### WORK INSTRUCTION
Return only the line that contains "Give me a plain-text" and each line after it, through the last line of the data below, copied exactly.
------ DATA EXTRACTS ------
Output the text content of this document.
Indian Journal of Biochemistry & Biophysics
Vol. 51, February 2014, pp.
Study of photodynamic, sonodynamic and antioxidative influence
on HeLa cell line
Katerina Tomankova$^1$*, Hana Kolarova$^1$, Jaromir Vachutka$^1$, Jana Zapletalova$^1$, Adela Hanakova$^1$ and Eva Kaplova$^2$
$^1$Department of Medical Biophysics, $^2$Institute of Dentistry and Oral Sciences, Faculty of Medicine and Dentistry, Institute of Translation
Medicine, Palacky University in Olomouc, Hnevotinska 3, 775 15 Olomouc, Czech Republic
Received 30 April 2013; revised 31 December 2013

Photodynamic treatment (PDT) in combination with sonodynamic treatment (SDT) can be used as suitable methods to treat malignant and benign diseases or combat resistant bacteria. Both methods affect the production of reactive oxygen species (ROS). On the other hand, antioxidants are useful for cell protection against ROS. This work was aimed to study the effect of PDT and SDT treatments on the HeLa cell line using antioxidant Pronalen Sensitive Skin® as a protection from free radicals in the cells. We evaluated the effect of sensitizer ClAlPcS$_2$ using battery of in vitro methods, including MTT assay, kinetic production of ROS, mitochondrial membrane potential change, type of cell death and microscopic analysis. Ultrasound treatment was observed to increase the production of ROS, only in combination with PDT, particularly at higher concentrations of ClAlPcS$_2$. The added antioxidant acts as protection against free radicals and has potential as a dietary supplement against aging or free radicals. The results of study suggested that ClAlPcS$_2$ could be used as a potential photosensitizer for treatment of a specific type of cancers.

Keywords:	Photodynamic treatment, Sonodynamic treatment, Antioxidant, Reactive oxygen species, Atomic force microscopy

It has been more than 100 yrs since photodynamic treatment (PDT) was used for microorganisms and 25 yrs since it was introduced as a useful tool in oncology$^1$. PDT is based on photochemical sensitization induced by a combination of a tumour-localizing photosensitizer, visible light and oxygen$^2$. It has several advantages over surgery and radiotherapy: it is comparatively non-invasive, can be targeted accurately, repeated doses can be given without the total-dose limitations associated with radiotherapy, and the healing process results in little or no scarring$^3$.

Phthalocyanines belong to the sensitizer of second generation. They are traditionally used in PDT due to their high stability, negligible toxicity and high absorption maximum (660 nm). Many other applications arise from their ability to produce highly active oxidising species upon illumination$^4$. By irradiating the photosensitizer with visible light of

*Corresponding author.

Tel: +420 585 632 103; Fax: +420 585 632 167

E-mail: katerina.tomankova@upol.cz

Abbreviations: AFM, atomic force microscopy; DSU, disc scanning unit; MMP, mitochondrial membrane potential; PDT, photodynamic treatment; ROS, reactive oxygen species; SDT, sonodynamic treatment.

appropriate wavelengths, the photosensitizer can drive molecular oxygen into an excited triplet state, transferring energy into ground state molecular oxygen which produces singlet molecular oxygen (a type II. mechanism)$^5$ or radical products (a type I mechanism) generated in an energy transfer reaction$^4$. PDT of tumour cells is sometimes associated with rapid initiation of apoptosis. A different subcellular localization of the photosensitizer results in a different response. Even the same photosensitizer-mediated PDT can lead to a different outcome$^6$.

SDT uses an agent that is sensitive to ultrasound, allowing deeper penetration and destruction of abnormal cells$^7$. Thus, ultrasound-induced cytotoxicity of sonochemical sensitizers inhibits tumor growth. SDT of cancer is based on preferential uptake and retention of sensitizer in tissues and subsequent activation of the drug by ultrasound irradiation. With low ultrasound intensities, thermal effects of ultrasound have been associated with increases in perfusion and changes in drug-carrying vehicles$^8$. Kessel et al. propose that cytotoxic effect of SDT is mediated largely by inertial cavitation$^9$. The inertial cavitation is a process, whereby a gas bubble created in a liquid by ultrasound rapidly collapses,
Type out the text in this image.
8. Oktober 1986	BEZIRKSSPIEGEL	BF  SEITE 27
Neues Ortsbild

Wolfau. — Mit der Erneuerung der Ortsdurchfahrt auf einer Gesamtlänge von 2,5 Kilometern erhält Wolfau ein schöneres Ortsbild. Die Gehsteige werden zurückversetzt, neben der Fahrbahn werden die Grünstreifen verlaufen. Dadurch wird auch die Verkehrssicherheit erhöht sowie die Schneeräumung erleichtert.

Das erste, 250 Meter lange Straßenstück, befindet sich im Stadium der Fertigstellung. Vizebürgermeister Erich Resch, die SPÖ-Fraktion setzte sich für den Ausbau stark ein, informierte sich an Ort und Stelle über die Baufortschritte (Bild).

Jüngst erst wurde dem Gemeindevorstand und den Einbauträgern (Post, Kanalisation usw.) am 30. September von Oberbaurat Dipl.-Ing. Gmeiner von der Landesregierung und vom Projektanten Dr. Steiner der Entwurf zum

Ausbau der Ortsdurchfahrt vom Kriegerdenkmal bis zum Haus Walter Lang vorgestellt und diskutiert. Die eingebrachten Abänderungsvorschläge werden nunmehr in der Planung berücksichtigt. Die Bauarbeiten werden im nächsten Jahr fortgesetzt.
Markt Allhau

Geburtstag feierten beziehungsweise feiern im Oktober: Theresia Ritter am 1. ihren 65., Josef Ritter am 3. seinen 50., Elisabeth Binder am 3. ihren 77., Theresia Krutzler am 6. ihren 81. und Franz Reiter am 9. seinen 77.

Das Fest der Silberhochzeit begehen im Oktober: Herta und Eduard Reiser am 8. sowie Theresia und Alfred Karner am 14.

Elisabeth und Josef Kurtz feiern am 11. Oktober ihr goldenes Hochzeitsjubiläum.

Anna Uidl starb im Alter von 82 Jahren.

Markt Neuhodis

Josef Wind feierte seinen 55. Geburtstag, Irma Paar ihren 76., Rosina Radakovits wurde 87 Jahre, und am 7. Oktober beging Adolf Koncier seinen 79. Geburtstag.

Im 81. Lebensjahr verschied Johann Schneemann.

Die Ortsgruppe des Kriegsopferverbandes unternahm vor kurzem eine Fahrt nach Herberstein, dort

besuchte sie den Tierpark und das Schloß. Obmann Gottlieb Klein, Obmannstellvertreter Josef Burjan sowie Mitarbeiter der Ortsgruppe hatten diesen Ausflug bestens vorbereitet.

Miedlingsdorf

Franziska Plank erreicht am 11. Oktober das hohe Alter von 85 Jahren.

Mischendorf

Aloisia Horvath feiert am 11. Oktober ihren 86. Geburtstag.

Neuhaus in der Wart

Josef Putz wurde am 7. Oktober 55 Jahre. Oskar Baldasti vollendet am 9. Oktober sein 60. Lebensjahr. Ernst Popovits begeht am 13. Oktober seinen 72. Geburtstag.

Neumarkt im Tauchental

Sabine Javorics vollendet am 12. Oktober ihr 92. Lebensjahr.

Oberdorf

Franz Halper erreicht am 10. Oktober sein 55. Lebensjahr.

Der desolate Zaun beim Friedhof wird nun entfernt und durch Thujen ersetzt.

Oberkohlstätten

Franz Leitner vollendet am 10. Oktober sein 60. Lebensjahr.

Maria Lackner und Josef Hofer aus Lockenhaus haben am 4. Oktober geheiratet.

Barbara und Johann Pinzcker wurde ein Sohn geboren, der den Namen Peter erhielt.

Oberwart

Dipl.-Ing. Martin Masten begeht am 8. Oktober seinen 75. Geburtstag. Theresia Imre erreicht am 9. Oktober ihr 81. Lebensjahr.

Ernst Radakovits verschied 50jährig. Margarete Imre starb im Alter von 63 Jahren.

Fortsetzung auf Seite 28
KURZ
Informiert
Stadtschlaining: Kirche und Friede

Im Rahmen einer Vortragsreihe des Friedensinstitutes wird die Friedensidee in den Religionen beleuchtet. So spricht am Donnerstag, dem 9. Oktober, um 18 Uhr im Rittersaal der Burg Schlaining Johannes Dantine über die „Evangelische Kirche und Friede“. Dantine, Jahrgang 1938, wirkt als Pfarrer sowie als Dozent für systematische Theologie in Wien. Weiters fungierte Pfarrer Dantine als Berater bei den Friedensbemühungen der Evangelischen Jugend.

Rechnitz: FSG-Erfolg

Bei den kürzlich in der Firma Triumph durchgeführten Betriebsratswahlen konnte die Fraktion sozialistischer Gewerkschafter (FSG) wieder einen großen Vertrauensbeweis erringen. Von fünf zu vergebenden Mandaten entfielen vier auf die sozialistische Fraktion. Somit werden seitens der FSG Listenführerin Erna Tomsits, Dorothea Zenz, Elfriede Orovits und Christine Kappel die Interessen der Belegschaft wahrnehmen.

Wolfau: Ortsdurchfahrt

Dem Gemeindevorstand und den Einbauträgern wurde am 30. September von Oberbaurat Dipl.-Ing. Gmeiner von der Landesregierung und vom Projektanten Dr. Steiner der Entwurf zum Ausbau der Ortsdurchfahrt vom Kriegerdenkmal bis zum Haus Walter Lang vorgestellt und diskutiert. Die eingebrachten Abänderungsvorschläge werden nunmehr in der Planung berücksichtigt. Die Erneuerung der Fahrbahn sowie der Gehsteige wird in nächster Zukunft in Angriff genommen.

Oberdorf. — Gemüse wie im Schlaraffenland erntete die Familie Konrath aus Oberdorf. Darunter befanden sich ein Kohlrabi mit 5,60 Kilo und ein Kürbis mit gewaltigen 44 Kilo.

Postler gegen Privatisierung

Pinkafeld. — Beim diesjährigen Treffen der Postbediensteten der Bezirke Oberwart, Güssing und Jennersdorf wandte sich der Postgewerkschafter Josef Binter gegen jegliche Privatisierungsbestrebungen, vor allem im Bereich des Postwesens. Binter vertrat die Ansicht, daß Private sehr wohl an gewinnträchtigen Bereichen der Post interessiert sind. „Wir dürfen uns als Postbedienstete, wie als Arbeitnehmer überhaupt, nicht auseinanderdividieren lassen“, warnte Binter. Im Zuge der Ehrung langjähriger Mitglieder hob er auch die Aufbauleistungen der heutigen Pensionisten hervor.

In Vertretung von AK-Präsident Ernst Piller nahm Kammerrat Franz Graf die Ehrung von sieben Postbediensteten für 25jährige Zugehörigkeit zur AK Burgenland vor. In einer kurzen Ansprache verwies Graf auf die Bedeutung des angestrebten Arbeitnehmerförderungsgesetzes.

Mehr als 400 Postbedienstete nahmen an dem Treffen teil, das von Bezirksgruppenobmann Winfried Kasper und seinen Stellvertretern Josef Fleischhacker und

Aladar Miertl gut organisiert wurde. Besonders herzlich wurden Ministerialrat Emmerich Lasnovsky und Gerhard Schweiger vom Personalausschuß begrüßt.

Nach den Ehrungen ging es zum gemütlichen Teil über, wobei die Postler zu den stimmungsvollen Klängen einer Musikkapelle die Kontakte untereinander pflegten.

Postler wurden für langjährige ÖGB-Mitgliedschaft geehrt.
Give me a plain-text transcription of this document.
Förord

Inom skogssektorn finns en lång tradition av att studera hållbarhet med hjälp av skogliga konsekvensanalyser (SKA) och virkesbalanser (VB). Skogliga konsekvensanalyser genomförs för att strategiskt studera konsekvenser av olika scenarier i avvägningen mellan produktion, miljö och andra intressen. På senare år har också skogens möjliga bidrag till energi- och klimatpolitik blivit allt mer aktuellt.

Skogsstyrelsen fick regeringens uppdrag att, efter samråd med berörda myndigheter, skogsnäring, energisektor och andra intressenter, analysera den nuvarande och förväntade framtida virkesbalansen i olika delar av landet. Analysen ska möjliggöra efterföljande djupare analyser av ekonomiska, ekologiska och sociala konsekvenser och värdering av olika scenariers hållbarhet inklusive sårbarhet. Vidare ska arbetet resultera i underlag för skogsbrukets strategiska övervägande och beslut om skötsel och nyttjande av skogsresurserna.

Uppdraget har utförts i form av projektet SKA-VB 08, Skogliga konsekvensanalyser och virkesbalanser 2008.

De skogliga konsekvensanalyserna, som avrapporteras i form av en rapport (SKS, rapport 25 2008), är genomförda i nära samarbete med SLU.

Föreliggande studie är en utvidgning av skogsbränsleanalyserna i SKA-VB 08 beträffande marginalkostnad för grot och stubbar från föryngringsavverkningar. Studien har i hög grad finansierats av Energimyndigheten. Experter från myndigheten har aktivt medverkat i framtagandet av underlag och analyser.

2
------
### PROBLEM SOLUTION
Give me a plain-text transcription of this document.
Förord

Inom skogssektorn finns en lång tradition av att studera hållbarhet med hjälp av skogliga konsekvensanalyser (SKA) och virkesbalanser (VB). Skogliga konsekvensanalyser genomförs för att strategiskt studera konsekvenser av olika scenarier i avvägningen mellan produktion, miljö och andra intressen. På senare år har också skogens möjliga bidrag till energi- och klimatpolitik blivit allt mer aktuellt.

Skogsstyrelsen fick regeringens uppdrag att, efter samråd med berörda myndigheter, skogsnäring, energisektor och andra intressenter, analysera den nuvarande och förväntade framtida virkesbalansen i olika delar av landet. Analysen ska möjliggöra efterföljande djupare analyser av ekonomiska, ekologiska och sociala konsekvenser och värdering av olika scenariers hållbarhet inklusive sårbarhet. Vidare ska arbetet resultera i underlag för skogsbrukets strategiska övervägande och beslut om skötsel och nyttjande av skogsresurserna.

Uppdraget har utförts i form av projektet SKA-VB 08, Skogliga konsekvensanalyser och virkesbalanser 2008.

De skogliga konsekvensanalyserna, som avrapporteras i form av en rapport (SKS, rapport 25 2008), är genomförda i nära samarbete med SLU.

Föreliggande studie är en utvidgning av skogsbränsleanalyserna i SKA-VB 08 beträffande marginalkostnad för grot och stubbar från föryngringsavverkningar. Studien har i hög grad finansierats av Energimyndigheten. Experter från myndigheten har aktivt medverkat i framtagandet av underlag och analyser.

2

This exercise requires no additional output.